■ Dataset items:

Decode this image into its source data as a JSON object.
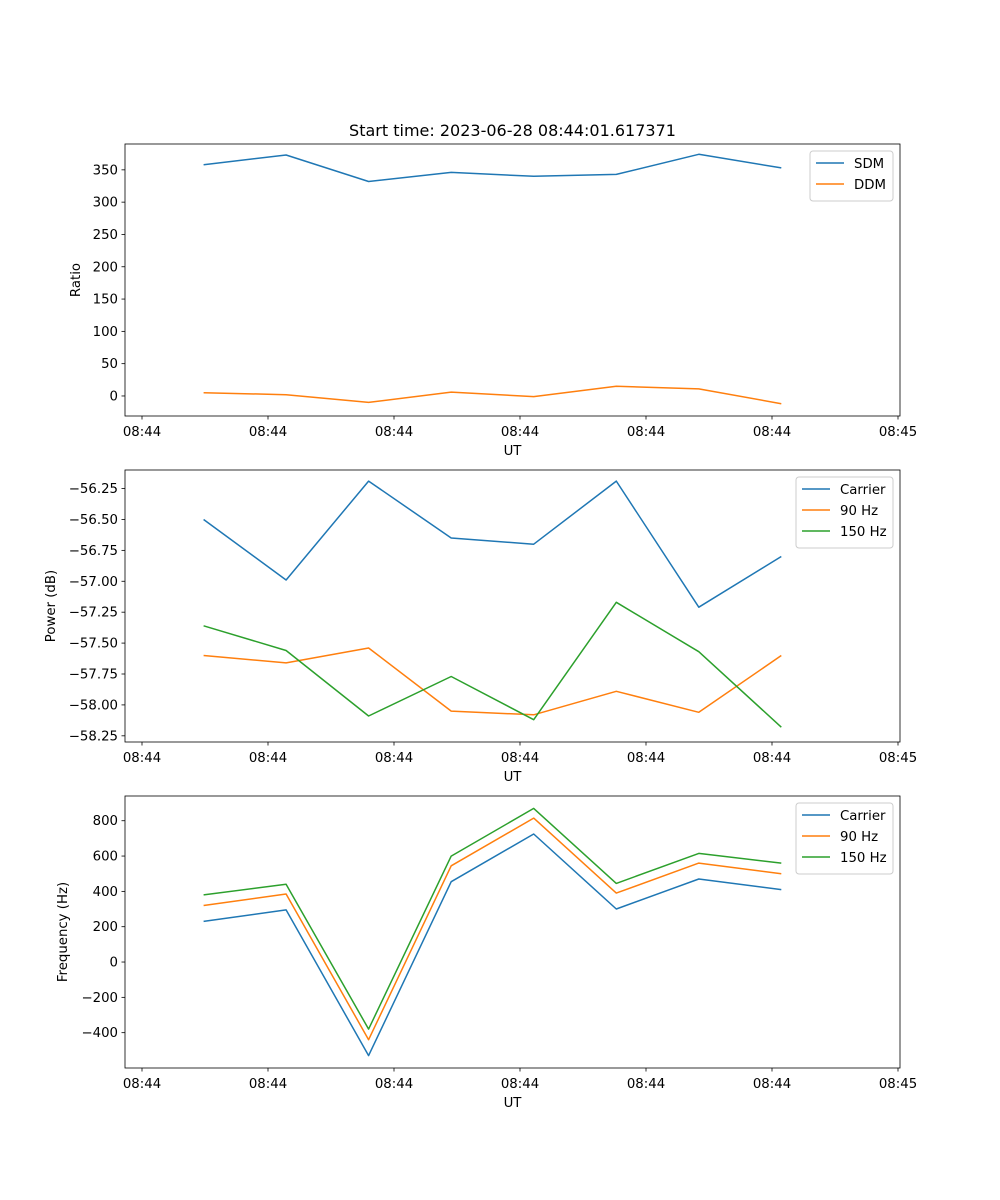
{
  "chart_data": [
    {
      "type": "line",
      "title": "Start time: 2023-06-28 08:44:01.617371",
      "xlabel": "UT",
      "ylabel": "Ratio",
      "x_tick_labels": [
        "08:44",
        "08:44",
        "08:44",
        "08:44",
        "08:44",
        "08:44",
        "08:44"
      ],
      "last_x_tick_label": "08:45",
      "y_ticks": [
        0,
        50,
        100,
        150,
        200,
        250,
        300,
        350
      ],
      "ylim": [
        -31,
        390
      ],
      "legend_position": "upper-right",
      "series": [
        {
          "name": "SDM",
          "color": "#1f77b4",
          "values": [
            358,
            373,
            332,
            346,
            340,
            343,
            374,
            353
          ]
        },
        {
          "name": "DDM",
          "color": "#ff7f0e",
          "values": [
            5,
            2,
            -10,
            6,
            -1,
            15,
            11,
            -12
          ]
        }
      ]
    },
    {
      "type": "line",
      "title": "",
      "xlabel": "UT",
      "ylabel": "Power (dB)",
      "x_tick_labels": [
        "08:44",
        "08:44",
        "08:44",
        "08:44",
        "08:44",
        "08:44",
        "08:44"
      ],
      "last_x_tick_label": "08:45",
      "y_ticks": [
        -58.25,
        -58.0,
        -57.75,
        -57.5,
        -57.25,
        -57.0,
        -56.75,
        -56.5,
        -56.25
      ],
      "y_tick_labels": [
        "−58.25",
        "−58.00",
        "−57.75",
        "−57.50",
        "−57.25",
        "−57.00",
        "−56.75",
        "−56.50",
        "−56.25"
      ],
      "ylim": [
        -58.3,
        -56.1
      ],
      "legend_position": "upper-right",
      "series": [
        {
          "name": "Carrier",
          "color": "#1f77b4",
          "values": [
            -56.5,
            -56.99,
            -56.19,
            -56.65,
            -56.7,
            -56.19,
            -57.21,
            -56.8
          ]
        },
        {
          "name": "90 Hz",
          "color": "#ff7f0e",
          "values": [
            -57.6,
            -57.66,
            -57.54,
            -58.05,
            -58.08,
            -57.89,
            -58.06,
            -57.6
          ]
        },
        {
          "name": "150 Hz",
          "color": "#2ca02c",
          "values": [
            -57.36,
            -57.56,
            -58.09,
            -57.77,
            -58.12,
            -57.17,
            -57.57,
            -58.18
          ]
        }
      ]
    },
    {
      "type": "line",
      "title": "",
      "xlabel": "UT",
      "ylabel": "Frequency (Hz)",
      "x_tick_labels": [
        "08:44",
        "08:44",
        "08:44",
        "08:44",
        "08:44",
        "08:44",
        "08:44"
      ],
      "last_x_tick_label": "08:45",
      "y_ticks": [
        -400,
        -200,
        0,
        200,
        400,
        600,
        800
      ],
      "y_tick_labels": [
        "−400",
        "−200",
        "0",
        "200",
        "400",
        "600",
        "800"
      ],
      "ylim": [
        -600,
        940
      ],
      "legend_position": "upper-right",
      "series": [
        {
          "name": "Carrier",
          "color": "#1f77b4",
          "values": [
            230,
            295,
            -530,
            455,
            725,
            300,
            470,
            410
          ]
        },
        {
          "name": "90 Hz",
          "color": "#ff7f0e",
          "values": [
            320,
            385,
            -440,
            545,
            815,
            390,
            560,
            500
          ]
        },
        {
          "name": "150 Hz",
          "color": "#2ca02c",
          "values": [
            380,
            440,
            -380,
            600,
            870,
            445,
            615,
            560
          ]
        }
      ]
    }
  ]
}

■ EXERCISE: Leave the pictures out and print the records above exactly as they stand.

■ RESULT BELOW:
Decode this image into its source data as a JSON object.
{
  "chart_data": [
    {
      "type": "line",
      "title": "Start time: 2023-06-28 08:44:01.617371",
      "xlabel": "UT",
      "ylabel": "Ratio",
      "x_tick_labels": [
        "08:44",
        "08:44",
        "08:44",
        "08:44",
        "08:44",
        "08:44",
        "08:44"
      ],
      "last_x_tick_label": "08:45",
      "y_ticks": [
        0,
        50,
        100,
        150,
        200,
        250,
        300,
        350
      ],
      "ylim": [
        -31,
        390
      ],
      "legend_position": "upper-right",
      "series": [
        {
          "name": "SDM",
          "color": "#1f77b4",
          "values": [
            358,
            373,
            332,
            346,
            340,
            343,
            374,
            353
          ]
        },
        {
          "name": "DDM",
          "color": "#ff7f0e",
          "values": [
            5,
            2,
            -10,
            6,
            -1,
            15,
            11,
            -12
          ]
        }
      ]
    },
    {
      "type": "line",
      "title": "",
      "xlabel": "UT",
      "ylabel": "Power (dB)",
      "x_tick_labels": [
        "08:44",
        "08:44",
        "08:44",
        "08:44",
        "08:44",
        "08:44",
        "08:44"
      ],
      "last_x_tick_label": "08:45",
      "y_ticks": [
        -58.25,
        -58.0,
        -57.75,
        -57.5,
        -57.25,
        -57.0,
        -56.75,
        -56.5,
        -56.25
      ],
      "y_tick_labels": [
        "−58.25",
        "−58.00",
        "−57.75",
        "−57.50",
        "−57.25",
        "−57.00",
        "−56.75",
        "−56.50",
        "−56.25"
      ],
      "ylim": [
        -58.3,
        -56.1
      ],
      "legend_position": "upper-right",
      "series": [
        {
          "name": "Carrier",
          "color": "#1f77b4",
          "values": [
            -56.5,
            -56.99,
            -56.19,
            -56.65,
            -56.7,
            -56.19,
            -57.21,
            -56.8
          ]
        },
        {
          "name": "90 Hz",
          "color": "#ff7f0e",
          "values": [
            -57.6,
            -57.66,
            -57.54,
            -58.05,
            -58.08,
            -57.89,
            -58.06,
            -57.6
          ]
        },
        {
          "name": "150 Hz",
          "color": "#2ca02c",
          "values": [
            -57.36,
            -57.56,
            -58.09,
            -57.77,
            -58.12,
            -57.17,
            -57.57,
            -58.18
          ]
        }
      ]
    },
    {
      "type": "line",
      "title": "",
      "xlabel": "UT",
      "ylabel": "Frequency (Hz)",
      "x_tick_labels": [
        "08:44",
        "08:44",
        "08:44",
        "08:44",
        "08:44",
        "08:44",
        "08:44"
      ],
      "last_x_tick_label": "08:45",
      "y_ticks": [
        -400,
        -200,
        0,
        200,
        400,
        600,
        800
      ],
      "y_tick_labels": [
        "−400",
        "−200",
        "0",
        "200",
        "400",
        "600",
        "800"
      ],
      "ylim": [
        -600,
        940
      ],
      "legend_position": "upper-right",
      "series": [
        {
          "name": "Carrier",
          "color": "#1f77b4",
          "values": [
            230,
            295,
            -530,
            455,
            725,
            300,
            470,
            410
          ]
        },
        {
          "name": "90 Hz",
          "color": "#ff7f0e",
          "values": [
            320,
            385,
            -440,
            545,
            815,
            390,
            560,
            500
          ]
        },
        {
          "name": "150 Hz",
          "color": "#2ca02c",
          "values": [
            380,
            440,
            -380,
            600,
            870,
            445,
            615,
            560
          ]
        }
      ]
    }
  ]
}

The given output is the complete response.